--- start Record excerpts ---
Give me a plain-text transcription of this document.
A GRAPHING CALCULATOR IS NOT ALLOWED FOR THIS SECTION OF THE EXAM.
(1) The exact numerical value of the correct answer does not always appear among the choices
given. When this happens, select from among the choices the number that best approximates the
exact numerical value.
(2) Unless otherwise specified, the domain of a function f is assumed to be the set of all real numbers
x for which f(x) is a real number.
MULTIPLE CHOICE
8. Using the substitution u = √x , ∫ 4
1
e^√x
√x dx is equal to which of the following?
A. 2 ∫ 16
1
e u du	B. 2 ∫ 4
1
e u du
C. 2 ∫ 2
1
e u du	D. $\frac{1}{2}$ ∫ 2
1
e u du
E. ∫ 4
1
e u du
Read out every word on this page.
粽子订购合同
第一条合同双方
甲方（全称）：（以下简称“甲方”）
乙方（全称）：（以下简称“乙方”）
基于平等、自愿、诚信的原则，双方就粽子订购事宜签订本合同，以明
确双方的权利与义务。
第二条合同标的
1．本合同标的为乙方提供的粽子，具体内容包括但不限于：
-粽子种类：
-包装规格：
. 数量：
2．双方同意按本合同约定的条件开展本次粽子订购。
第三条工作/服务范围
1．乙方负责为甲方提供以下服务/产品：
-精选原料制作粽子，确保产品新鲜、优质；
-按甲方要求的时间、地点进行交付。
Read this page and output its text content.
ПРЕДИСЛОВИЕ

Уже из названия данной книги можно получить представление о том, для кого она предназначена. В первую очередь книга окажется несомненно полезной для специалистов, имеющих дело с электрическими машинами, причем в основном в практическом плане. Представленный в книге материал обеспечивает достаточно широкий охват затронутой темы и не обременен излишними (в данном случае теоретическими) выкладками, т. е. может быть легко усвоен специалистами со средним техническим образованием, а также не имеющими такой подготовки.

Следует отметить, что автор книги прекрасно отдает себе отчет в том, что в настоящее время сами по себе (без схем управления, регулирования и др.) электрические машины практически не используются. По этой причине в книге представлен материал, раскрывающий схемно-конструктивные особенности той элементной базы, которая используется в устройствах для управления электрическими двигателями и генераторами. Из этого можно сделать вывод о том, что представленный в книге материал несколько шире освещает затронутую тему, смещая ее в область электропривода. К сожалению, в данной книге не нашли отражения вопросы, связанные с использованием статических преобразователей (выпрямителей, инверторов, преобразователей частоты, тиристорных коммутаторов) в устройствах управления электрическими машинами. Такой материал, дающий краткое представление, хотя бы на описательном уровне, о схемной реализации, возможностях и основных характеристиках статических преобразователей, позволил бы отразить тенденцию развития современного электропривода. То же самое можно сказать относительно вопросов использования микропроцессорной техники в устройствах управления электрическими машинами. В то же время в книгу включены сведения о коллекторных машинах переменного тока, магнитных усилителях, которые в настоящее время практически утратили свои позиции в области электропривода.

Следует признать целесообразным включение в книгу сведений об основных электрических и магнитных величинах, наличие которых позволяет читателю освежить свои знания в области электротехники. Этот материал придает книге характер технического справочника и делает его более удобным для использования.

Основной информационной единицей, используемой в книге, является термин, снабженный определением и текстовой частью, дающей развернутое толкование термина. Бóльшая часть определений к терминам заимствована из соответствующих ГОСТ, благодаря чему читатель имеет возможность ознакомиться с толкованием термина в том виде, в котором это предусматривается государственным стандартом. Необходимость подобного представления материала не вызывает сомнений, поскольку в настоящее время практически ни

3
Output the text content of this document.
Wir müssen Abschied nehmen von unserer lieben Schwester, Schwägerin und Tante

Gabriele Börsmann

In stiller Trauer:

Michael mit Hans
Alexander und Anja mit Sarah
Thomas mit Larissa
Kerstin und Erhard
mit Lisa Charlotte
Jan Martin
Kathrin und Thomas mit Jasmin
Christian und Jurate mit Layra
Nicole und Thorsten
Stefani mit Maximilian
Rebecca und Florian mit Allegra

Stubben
--- end Record excerpts ---
Work instructions » Return every record, word for word.

The output »
Give me a plain-text transcription of this document.
A GRAPHING CALCULATOR IS NOT ALLOWED FOR THIS SECTION OF THE EXAM.
(1) The exact numerical value of the correct answer does not always appear among the choices
given. When this happens, select from among the choices the number that best approximates the
exact numerical value.
(2) Unless otherwise specified, the domain of a function f is assumed to be the set of all real numbers
x for which f(x) is a real number.
MULTIPLE CHOICE
8. Using the substitution u = √x , ∫ 4
1
e^√x
√x dx is equal to which of the following?
A. 2 ∫ 16
1
e u du	B. 2 ∫ 4
1
e u du
C. 2 ∫ 2
1
e u du	D. $\frac{1}{2}$ ∫ 2
1
e u du
E. ∫ 4
1
e u du
Read out every word on this page.
粽子订购合同
第一条合同双方
甲方（全称）：（以下简称“甲方”）
乙方（全称）：（以下简称“乙方”）
基于平等、自愿、诚信的原则，双方就粽子订购事宜签订本合同，以明
确双方的权利与义务。
第二条合同标的
1．本合同标的为乙方提供的粽子，具体内容包括但不限于：
-粽子种类：
-包装规格：
. 数量：
2．双方同意按本合同约定的条件开展本次粽子订购。
第三条工作/服务范围
1．乙方负责为甲方提供以下服务/产品：
-精选原料制作粽子，确保产品新鲜、优质；
-按甲方要求的时间、地点进行交付。
Read this page and output its text content.
ПРЕДИСЛОВИЕ

Уже из названия данной книги можно получить представление о том, для кого она предназначена. В первую очередь книга окажется несомненно полезной для специалистов, имеющих дело с электрическими машинами, причем в основном в практическом плане. Представленный в книге материал обеспечивает достаточно широкий охват затронутой темы и не обременен излишними (в данном случае теоретическими) выкладками, т. е. может быть легко усвоен специалистами со средним техническим образованием, а также не имеющими такой подготовки.

Следует отметить, что автор книги прекрасно отдает себе отчет в том, что в настоящее время сами по себе (без схем управления, регулирования и др.) электрические машины практически не используются. По этой причине в книге представлен материал, раскрывающий схемно-конструктивные особенности той элементной базы, которая используется в устройствах для управления электрическими двигателями и генераторами. Из этого можно сделать вывод о том, что представленный в книге материал несколько шире освещает затронутую тему, смещая ее в область электропривода. К сожалению, в данной книге не нашли отражения вопросы, связанные с использованием статических преобразователей (выпрямителей, инверторов, преобразователей частоты, тиристорных коммутаторов) в устройствах управления электрическими машинами. Такой материал, дающий краткое представление, хотя бы на описательном уровне, о схемной реализации, возможностях и основных характеристиках статических преобразователей, позволил бы отразить тенденцию развития современного электропривода. То же самое можно сказать относительно вопросов использования микропроцессорной техники в устройствах управления электрическими машинами. В то же время в книгу включены сведения о коллекторных машинах переменного тока, магнитных усилителях, которые в настоящее время практически утратили свои позиции в области электропривода.

Следует признать целесообразным включение в книгу сведений об основных электрических и магнитных величинах, наличие которых позволяет читателю освежить свои знания в области электротехники. Этот материал придает книге характер технического справочника и делает его более удобным для использования.

Основной информационной единицей, используемой в книге, является термин, снабженный определением и текстовой частью, дающей развернутое толкование термина. Бóльшая часть определений к терминам заимствована из соответствующих ГОСТ, благодаря чему читатель имеет возможность ознакомиться с толкованием термина в том виде, в котором это предусматривается государственным стандартом. Необходимость подобного представления материала не вызывает сомнений, поскольку в настоящее время практически ни

3
Output the text content of this document.
Wir müssen Abschied nehmen von unserer lieben Schwester, Schwägerin und Tante

Gabriele Börsmann

In stiller Trauer:

Michael mit Hans
Alexander und Anja mit Sarah
Thomas mit Larissa
Kerstin und Erhard
mit Lisa Charlotte
Jan Martin
Kathrin und Thomas mit Jasmin
Christian und Jurate mit Layra
Nicole und Thorsten
Stefani mit Maximilian
Rebecca und Florian mit Allegra

Stubben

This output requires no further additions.